(Figure content listings)
------------------------------------------------------------------------
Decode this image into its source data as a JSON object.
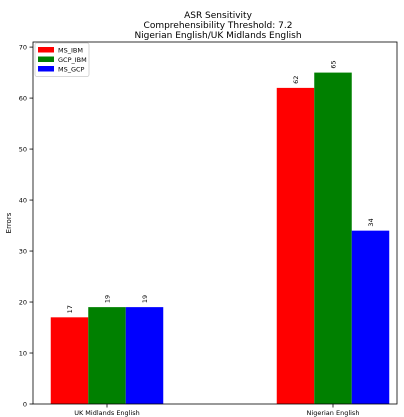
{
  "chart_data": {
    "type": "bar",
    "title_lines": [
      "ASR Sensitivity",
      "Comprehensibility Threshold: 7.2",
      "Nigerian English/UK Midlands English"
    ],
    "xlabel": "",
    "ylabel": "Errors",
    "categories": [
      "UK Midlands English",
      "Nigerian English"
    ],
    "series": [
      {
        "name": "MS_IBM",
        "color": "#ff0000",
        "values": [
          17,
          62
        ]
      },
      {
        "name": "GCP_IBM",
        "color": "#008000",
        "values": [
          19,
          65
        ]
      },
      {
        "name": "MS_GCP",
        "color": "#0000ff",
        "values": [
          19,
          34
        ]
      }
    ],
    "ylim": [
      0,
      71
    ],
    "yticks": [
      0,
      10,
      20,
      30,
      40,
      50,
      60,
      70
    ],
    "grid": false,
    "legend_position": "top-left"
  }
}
------------------------------------------------------------------------
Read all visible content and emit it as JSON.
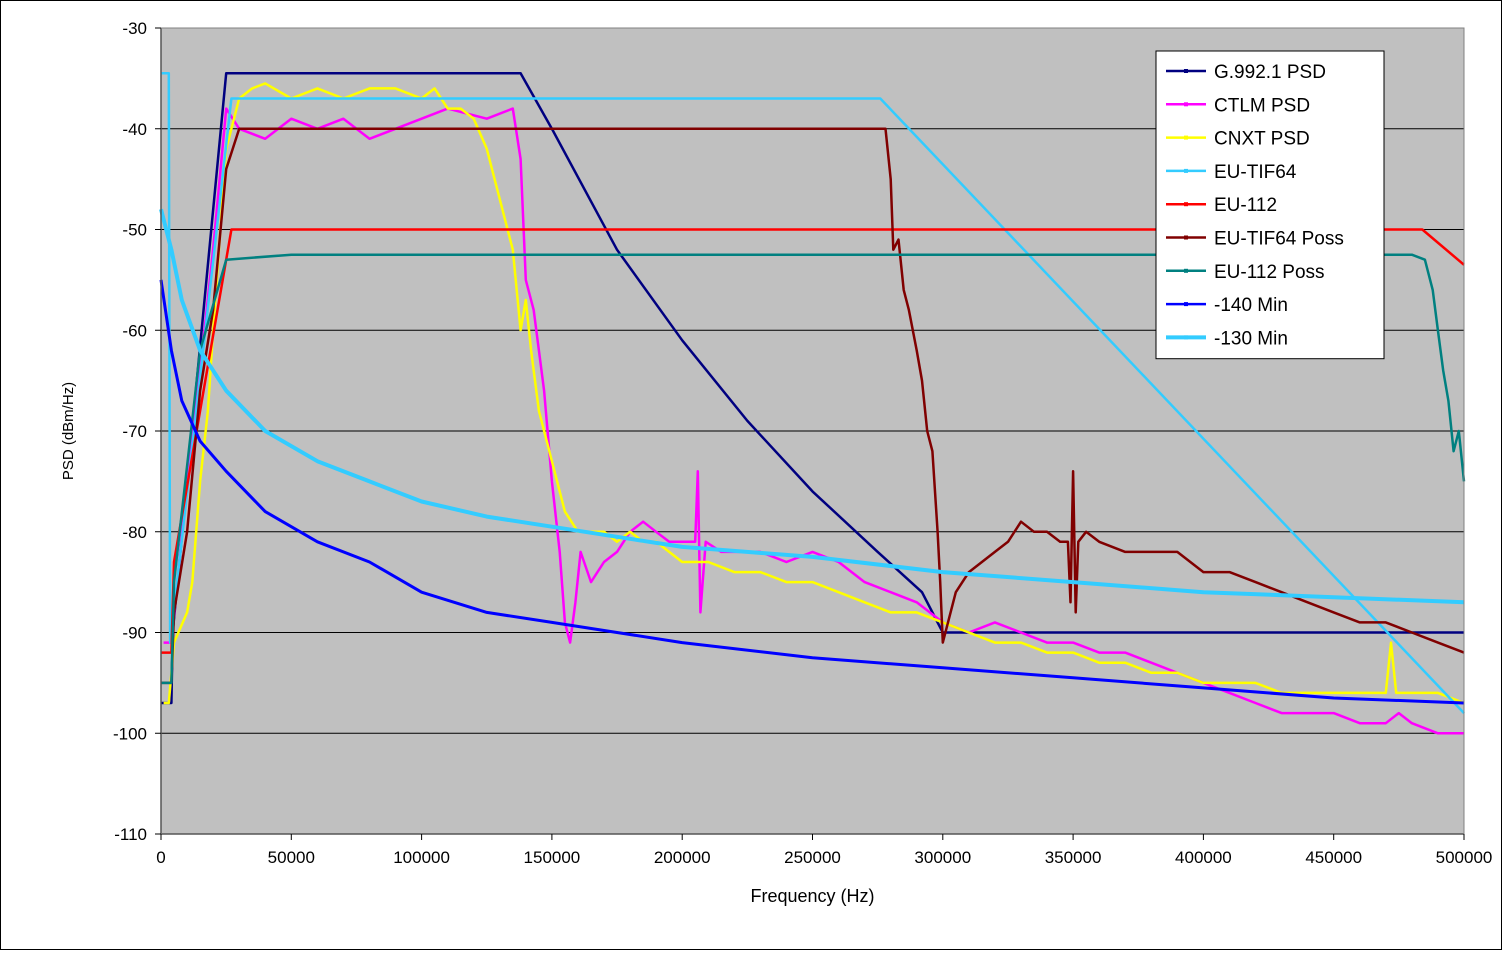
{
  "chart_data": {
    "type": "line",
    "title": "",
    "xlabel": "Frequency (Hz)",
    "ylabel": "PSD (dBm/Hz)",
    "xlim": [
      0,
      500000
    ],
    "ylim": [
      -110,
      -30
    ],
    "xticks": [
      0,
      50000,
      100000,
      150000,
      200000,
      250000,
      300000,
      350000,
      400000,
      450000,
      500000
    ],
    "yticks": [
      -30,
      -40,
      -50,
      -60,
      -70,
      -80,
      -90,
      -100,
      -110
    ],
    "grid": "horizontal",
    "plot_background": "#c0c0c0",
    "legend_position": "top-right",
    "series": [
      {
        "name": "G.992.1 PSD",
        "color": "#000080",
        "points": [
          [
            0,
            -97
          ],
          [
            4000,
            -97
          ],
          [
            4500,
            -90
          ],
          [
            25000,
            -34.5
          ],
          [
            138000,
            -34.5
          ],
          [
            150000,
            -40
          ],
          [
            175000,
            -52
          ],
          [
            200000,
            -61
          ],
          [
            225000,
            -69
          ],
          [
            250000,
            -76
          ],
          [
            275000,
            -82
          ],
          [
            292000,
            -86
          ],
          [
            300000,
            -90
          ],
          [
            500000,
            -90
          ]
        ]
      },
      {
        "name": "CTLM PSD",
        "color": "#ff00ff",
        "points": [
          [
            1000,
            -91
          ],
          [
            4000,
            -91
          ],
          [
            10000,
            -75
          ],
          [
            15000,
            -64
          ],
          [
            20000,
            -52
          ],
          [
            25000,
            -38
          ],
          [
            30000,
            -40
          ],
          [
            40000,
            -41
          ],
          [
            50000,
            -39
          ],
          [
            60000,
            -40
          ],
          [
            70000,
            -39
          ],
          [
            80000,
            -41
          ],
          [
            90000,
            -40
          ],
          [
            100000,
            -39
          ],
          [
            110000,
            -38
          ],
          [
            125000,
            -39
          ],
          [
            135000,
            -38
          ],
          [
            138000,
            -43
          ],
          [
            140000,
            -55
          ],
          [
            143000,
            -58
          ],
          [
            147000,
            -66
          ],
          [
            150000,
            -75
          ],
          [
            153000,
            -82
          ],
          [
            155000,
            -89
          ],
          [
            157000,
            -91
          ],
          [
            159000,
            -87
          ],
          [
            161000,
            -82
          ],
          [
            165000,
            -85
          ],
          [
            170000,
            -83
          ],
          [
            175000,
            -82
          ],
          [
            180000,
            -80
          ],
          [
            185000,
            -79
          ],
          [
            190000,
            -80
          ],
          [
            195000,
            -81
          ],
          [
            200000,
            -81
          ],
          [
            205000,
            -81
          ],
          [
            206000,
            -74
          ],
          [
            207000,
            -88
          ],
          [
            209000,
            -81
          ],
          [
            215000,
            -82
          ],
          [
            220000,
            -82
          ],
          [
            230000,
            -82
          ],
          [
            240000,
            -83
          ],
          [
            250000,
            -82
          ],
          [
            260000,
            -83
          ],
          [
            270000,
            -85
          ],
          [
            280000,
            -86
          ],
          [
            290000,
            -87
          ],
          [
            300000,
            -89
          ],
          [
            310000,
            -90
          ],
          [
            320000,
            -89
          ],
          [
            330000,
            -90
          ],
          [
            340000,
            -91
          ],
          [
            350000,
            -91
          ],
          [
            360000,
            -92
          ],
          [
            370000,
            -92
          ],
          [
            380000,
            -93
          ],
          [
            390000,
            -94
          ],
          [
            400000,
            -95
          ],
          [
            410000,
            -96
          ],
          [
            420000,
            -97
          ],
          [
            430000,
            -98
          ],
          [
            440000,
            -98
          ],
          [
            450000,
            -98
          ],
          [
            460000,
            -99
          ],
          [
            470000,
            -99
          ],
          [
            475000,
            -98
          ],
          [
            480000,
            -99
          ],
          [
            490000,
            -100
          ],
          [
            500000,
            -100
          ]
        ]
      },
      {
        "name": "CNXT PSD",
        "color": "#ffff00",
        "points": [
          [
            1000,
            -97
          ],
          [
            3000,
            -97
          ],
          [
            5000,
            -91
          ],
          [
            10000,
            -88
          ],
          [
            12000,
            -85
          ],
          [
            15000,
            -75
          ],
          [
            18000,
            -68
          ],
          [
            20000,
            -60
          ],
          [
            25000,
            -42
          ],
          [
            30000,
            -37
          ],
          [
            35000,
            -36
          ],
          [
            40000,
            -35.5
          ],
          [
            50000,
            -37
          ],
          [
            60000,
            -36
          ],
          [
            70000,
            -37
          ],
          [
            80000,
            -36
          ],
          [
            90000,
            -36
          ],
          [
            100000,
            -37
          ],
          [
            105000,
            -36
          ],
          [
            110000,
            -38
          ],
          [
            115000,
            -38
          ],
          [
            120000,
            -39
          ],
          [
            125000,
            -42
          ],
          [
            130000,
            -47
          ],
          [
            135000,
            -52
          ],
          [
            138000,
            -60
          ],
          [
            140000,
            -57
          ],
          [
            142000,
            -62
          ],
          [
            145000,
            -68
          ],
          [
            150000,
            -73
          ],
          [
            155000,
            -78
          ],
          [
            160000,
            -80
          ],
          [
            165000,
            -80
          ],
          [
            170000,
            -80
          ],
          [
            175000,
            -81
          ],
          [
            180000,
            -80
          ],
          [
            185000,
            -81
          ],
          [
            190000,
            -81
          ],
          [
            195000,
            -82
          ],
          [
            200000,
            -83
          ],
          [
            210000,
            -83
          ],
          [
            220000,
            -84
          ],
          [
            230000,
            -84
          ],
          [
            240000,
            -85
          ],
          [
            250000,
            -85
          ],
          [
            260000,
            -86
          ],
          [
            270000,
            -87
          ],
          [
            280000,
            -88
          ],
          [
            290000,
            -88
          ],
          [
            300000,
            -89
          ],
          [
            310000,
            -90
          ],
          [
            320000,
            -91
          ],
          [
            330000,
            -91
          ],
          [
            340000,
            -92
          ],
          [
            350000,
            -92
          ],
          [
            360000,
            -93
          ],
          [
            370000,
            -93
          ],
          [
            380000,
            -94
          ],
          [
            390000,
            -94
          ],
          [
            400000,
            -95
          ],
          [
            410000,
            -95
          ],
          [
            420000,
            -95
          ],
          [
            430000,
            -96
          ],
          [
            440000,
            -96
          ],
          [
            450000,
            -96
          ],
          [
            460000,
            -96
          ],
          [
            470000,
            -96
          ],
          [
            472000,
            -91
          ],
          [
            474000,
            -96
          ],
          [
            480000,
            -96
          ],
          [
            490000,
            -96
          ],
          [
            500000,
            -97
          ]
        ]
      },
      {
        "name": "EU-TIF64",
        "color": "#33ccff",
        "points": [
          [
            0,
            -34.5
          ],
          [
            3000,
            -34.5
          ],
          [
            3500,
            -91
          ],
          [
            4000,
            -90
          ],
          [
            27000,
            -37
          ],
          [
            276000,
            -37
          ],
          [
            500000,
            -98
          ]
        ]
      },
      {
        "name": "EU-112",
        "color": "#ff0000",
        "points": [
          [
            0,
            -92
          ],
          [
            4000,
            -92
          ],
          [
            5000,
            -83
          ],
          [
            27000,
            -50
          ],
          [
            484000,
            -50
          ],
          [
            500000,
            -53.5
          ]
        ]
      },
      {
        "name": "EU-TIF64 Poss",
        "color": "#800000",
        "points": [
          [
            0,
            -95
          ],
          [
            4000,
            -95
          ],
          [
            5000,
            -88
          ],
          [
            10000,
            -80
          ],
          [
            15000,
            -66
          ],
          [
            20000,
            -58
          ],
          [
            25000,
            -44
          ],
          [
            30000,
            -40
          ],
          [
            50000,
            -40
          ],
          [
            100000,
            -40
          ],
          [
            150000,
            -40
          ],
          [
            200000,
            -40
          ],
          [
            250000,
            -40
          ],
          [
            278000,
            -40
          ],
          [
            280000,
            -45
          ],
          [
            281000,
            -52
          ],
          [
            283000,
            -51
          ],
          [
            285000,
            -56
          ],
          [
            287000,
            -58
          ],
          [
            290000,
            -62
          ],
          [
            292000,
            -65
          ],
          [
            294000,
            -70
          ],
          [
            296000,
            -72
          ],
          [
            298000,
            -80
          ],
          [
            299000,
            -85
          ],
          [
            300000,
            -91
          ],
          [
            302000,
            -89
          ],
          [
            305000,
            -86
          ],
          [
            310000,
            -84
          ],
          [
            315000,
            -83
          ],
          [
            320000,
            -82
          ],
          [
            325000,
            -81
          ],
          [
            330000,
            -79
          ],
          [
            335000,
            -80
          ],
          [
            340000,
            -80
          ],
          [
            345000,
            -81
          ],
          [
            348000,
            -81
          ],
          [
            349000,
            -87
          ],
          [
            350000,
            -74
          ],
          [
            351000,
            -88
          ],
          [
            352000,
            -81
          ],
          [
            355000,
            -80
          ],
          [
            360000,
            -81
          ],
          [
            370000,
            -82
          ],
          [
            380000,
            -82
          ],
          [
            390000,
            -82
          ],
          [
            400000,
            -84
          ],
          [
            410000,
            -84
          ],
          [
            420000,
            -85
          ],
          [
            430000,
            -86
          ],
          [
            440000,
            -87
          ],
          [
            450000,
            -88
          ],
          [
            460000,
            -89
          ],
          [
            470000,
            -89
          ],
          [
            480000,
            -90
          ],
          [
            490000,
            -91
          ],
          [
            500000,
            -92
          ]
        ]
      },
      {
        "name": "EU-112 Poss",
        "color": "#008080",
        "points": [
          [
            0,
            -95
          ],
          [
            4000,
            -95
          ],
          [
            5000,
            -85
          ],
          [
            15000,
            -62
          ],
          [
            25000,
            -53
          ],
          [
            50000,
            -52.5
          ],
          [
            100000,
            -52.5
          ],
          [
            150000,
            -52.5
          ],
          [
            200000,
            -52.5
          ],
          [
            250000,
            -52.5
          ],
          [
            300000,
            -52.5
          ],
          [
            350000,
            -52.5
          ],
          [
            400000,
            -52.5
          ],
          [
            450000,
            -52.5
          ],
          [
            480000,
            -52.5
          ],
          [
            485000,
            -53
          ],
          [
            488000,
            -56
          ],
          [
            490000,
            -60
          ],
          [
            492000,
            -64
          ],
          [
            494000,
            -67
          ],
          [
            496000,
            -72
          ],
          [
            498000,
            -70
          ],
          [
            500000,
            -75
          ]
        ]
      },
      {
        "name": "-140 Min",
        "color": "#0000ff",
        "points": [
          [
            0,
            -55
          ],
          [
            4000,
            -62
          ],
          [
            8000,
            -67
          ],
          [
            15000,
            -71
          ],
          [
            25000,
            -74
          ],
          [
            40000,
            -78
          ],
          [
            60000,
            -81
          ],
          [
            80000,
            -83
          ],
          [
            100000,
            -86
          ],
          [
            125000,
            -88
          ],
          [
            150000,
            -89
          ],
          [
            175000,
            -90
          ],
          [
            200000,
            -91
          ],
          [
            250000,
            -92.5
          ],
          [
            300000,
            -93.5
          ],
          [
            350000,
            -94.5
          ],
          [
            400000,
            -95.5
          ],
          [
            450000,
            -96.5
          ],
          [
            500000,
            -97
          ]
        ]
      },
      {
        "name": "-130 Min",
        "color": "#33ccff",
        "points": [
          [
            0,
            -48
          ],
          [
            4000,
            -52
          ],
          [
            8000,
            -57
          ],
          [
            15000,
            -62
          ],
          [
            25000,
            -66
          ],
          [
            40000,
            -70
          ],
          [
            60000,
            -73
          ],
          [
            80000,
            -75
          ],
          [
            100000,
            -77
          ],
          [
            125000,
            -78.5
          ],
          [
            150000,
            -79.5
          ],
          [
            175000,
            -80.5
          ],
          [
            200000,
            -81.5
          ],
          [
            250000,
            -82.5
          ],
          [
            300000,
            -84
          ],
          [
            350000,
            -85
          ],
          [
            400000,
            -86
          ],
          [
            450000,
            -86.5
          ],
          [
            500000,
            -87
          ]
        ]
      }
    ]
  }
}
------------------------------------------------------------------------
## The request
Look through the data and show every line containing "Midlands".

## Solution
      "Nigerian English/UK Midlands English"
      "UK Midlands English",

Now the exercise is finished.